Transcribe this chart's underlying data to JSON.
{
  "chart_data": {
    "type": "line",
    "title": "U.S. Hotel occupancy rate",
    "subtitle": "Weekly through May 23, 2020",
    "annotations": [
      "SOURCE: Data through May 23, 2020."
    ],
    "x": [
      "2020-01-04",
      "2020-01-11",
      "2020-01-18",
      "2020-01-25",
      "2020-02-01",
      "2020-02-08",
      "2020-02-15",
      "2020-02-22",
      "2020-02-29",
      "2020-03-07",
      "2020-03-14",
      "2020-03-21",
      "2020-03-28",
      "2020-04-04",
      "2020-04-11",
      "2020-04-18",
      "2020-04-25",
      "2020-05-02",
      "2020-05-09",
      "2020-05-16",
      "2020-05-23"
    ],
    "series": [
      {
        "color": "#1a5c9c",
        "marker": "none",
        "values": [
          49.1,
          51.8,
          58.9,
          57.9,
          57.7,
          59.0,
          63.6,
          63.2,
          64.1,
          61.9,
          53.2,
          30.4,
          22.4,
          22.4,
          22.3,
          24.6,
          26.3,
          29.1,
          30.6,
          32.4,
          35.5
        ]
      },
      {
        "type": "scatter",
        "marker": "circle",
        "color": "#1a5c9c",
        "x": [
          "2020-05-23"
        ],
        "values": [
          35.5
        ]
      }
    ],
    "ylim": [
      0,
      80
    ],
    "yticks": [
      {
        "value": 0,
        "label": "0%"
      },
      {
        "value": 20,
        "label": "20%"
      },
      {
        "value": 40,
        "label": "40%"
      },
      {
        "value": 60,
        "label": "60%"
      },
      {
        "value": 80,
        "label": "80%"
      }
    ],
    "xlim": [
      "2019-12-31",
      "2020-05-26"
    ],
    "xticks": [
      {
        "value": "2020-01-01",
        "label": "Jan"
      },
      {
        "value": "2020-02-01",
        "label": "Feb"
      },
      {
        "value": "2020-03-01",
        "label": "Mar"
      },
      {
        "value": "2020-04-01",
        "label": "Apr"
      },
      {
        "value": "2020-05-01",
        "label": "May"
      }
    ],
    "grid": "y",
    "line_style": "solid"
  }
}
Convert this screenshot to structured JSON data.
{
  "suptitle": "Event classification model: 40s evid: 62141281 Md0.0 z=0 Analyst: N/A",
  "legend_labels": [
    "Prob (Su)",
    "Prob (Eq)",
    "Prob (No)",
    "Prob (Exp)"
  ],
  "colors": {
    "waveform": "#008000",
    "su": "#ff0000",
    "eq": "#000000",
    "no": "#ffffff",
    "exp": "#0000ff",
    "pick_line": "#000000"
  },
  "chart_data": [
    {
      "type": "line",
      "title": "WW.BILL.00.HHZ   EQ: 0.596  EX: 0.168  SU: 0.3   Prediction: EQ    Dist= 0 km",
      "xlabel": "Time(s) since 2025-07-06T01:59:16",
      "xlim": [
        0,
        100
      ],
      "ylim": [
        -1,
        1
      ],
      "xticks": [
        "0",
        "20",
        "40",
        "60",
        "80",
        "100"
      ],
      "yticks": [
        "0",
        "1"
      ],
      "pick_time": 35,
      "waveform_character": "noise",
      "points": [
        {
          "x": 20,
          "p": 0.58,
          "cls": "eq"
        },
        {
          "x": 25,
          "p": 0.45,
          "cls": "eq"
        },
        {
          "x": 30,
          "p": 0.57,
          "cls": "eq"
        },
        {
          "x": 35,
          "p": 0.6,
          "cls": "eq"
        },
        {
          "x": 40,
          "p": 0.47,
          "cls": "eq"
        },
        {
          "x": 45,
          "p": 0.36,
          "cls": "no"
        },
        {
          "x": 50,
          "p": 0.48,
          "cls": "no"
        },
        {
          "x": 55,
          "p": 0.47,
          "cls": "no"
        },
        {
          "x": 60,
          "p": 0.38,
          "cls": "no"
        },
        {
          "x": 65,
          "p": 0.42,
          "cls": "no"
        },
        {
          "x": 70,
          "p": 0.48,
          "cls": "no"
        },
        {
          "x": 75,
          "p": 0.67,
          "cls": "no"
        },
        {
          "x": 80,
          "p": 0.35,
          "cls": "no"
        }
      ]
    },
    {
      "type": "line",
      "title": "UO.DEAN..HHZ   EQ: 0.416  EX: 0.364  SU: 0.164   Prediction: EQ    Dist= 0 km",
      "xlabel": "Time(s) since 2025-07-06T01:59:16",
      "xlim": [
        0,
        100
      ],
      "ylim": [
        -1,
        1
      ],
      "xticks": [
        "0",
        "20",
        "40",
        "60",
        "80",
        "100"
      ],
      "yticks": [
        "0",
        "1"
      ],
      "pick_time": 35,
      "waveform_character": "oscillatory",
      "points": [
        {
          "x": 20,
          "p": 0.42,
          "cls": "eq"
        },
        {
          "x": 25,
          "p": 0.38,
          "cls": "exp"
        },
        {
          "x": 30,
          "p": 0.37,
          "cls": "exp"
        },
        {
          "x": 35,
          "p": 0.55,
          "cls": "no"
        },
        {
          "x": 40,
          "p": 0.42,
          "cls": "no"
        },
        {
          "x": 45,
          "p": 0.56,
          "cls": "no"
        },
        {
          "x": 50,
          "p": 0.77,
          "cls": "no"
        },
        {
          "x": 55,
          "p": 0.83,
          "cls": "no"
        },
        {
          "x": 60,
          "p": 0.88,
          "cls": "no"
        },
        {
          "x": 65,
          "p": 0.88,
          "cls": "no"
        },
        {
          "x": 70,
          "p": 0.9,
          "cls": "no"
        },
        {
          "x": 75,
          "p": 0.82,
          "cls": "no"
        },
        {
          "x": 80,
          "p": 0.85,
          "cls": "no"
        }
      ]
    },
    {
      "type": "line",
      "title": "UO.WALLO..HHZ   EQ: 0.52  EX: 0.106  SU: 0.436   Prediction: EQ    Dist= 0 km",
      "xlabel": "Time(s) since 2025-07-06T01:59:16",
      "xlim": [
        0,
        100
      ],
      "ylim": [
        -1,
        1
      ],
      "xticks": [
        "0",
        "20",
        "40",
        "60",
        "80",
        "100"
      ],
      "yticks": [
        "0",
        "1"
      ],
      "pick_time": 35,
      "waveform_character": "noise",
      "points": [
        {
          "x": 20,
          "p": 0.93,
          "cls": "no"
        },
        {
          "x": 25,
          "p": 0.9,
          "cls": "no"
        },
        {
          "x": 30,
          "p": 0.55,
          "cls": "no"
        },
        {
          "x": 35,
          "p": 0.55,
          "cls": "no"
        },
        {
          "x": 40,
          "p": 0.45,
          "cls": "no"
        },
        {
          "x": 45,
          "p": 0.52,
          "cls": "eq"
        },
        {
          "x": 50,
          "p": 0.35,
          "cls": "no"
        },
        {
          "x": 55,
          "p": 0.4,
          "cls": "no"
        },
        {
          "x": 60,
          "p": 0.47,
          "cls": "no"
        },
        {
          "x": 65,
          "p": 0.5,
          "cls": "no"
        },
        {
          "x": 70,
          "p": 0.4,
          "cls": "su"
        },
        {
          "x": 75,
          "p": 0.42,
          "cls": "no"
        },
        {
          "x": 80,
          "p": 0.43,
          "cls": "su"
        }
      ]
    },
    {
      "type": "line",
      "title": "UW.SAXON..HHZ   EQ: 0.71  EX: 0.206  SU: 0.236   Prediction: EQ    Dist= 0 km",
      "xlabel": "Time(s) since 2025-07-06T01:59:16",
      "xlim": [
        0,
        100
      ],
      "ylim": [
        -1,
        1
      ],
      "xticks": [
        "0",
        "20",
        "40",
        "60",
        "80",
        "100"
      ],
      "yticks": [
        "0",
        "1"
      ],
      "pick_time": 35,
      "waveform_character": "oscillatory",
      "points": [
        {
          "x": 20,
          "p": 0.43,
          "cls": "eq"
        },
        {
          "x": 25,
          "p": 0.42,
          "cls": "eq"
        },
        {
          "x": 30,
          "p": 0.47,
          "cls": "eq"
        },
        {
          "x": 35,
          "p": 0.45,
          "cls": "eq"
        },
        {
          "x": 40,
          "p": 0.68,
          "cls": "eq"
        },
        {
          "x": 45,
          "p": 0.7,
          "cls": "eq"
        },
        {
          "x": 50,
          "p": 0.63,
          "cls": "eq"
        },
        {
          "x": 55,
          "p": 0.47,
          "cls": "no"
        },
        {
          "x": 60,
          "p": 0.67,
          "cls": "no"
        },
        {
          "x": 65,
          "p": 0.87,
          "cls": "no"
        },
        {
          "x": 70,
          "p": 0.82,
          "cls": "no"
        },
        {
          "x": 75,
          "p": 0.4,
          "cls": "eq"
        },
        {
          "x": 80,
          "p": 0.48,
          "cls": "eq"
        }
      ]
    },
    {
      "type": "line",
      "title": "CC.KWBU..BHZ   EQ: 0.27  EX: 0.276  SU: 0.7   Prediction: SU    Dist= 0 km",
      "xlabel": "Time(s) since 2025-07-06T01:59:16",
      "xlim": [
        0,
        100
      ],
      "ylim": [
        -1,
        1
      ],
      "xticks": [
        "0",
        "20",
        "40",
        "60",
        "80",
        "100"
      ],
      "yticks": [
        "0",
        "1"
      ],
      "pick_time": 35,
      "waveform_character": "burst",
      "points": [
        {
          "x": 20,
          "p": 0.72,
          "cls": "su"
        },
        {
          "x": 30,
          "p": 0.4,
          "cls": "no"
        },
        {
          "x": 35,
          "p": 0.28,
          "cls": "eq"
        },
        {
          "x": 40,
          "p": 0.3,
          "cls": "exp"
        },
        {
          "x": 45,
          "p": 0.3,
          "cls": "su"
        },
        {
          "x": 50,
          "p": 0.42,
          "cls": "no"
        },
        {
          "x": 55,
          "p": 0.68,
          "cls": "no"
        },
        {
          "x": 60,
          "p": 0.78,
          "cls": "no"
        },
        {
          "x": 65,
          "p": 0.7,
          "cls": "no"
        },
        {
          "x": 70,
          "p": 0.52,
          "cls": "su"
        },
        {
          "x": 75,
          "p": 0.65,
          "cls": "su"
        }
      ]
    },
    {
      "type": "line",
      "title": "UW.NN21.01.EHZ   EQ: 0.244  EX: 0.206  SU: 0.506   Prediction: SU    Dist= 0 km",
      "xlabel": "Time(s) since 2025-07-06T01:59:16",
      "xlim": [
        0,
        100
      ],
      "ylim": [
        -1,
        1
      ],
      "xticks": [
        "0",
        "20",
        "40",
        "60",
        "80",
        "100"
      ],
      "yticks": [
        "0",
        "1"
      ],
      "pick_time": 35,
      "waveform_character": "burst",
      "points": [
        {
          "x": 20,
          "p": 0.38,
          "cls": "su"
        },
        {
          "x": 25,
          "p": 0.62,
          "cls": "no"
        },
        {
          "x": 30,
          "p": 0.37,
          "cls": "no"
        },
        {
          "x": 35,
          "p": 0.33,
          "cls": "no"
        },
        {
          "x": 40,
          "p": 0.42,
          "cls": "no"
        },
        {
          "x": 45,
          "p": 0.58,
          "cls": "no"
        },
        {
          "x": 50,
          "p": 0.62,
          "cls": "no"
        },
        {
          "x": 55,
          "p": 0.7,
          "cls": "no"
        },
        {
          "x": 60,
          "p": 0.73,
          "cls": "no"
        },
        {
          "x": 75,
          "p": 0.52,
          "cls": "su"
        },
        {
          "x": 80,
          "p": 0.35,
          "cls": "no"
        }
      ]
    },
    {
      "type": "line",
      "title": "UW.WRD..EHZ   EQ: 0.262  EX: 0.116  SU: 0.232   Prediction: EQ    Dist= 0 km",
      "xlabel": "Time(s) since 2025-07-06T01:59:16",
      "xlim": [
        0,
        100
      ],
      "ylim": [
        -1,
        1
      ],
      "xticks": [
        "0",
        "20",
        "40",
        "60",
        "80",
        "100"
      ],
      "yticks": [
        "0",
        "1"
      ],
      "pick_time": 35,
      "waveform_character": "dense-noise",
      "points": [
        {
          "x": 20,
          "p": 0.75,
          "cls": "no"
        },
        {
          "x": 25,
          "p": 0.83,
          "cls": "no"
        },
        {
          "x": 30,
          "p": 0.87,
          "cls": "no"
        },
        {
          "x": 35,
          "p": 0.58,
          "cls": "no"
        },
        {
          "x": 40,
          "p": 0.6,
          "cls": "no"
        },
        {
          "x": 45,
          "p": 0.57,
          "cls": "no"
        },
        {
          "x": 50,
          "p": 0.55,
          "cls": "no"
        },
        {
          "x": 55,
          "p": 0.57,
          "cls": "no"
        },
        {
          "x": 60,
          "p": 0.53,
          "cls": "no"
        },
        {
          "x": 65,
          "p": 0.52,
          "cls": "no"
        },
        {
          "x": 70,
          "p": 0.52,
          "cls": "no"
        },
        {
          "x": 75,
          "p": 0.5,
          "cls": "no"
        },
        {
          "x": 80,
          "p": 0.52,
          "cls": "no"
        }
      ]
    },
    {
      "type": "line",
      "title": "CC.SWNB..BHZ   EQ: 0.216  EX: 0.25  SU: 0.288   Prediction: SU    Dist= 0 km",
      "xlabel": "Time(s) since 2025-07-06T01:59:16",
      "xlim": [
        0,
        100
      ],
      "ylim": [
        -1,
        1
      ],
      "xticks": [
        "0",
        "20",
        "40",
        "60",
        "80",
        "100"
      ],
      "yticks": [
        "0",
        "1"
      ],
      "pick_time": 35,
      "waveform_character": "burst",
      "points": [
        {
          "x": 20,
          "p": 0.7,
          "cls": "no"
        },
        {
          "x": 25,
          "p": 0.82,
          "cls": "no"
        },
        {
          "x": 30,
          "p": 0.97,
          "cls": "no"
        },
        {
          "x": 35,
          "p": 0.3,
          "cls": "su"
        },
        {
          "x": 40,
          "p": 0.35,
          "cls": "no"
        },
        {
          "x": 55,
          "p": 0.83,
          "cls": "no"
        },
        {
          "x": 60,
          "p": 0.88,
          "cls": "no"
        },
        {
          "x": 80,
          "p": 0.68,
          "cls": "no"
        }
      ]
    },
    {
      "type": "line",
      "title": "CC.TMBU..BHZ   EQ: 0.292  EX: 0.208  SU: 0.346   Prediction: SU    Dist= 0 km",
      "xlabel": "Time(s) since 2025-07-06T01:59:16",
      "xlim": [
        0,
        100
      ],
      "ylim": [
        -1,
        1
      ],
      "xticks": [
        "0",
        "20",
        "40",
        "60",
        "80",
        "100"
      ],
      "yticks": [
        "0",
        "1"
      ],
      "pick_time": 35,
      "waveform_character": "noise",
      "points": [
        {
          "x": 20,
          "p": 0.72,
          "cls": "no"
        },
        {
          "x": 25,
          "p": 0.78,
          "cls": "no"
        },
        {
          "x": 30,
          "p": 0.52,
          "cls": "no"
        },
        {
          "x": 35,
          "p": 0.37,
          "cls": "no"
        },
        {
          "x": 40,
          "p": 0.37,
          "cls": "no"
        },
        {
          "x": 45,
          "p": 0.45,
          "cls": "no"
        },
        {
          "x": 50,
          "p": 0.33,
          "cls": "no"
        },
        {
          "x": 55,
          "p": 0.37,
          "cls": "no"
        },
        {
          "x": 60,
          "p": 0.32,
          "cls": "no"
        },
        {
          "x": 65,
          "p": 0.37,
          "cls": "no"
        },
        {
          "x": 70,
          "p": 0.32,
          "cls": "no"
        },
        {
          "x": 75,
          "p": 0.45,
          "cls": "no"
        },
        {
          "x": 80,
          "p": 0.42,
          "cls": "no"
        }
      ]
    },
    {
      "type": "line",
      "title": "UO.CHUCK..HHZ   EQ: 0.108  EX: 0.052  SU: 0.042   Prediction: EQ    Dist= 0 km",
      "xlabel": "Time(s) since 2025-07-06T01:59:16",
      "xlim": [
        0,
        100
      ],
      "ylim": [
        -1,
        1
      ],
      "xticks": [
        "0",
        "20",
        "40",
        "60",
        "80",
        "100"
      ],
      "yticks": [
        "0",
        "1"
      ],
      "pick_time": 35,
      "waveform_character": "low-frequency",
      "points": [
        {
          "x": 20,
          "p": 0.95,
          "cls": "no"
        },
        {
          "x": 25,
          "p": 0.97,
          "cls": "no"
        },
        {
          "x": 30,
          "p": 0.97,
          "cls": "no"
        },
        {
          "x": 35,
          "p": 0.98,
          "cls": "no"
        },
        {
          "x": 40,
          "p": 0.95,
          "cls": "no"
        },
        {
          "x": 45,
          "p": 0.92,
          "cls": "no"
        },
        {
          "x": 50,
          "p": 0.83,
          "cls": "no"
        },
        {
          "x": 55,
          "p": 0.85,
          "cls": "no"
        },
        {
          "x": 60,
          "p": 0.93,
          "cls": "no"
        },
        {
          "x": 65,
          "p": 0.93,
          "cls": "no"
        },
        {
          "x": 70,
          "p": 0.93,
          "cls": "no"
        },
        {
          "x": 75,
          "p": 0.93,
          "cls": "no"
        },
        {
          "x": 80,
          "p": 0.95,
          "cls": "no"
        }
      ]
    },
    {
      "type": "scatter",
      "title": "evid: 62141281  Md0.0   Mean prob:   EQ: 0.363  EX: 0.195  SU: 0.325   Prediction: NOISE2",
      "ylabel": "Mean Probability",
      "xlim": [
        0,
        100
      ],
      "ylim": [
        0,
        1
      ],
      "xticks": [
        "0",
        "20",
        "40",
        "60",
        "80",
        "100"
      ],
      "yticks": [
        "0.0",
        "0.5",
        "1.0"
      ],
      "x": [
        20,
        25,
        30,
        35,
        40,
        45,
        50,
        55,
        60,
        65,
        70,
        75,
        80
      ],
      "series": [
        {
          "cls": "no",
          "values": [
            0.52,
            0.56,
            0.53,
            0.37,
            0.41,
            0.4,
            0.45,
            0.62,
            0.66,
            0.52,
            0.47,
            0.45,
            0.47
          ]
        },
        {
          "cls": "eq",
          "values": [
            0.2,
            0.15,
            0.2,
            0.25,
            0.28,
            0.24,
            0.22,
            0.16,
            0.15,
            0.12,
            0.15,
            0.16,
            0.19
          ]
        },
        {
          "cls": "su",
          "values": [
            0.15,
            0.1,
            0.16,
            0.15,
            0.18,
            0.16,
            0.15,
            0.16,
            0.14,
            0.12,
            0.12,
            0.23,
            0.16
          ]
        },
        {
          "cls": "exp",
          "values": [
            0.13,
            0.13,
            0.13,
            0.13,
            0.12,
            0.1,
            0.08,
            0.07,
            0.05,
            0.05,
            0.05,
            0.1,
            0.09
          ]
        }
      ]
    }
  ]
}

::::

Go through the records and show every line with the string "Mean" in it.

      "title": "evid: 62141281  Md0.0   Mean prob:   EQ: 0.363  EX: 0.195  SU: 0.325   Prediction: NOISE2",
      "ylabel": "Mean Probability",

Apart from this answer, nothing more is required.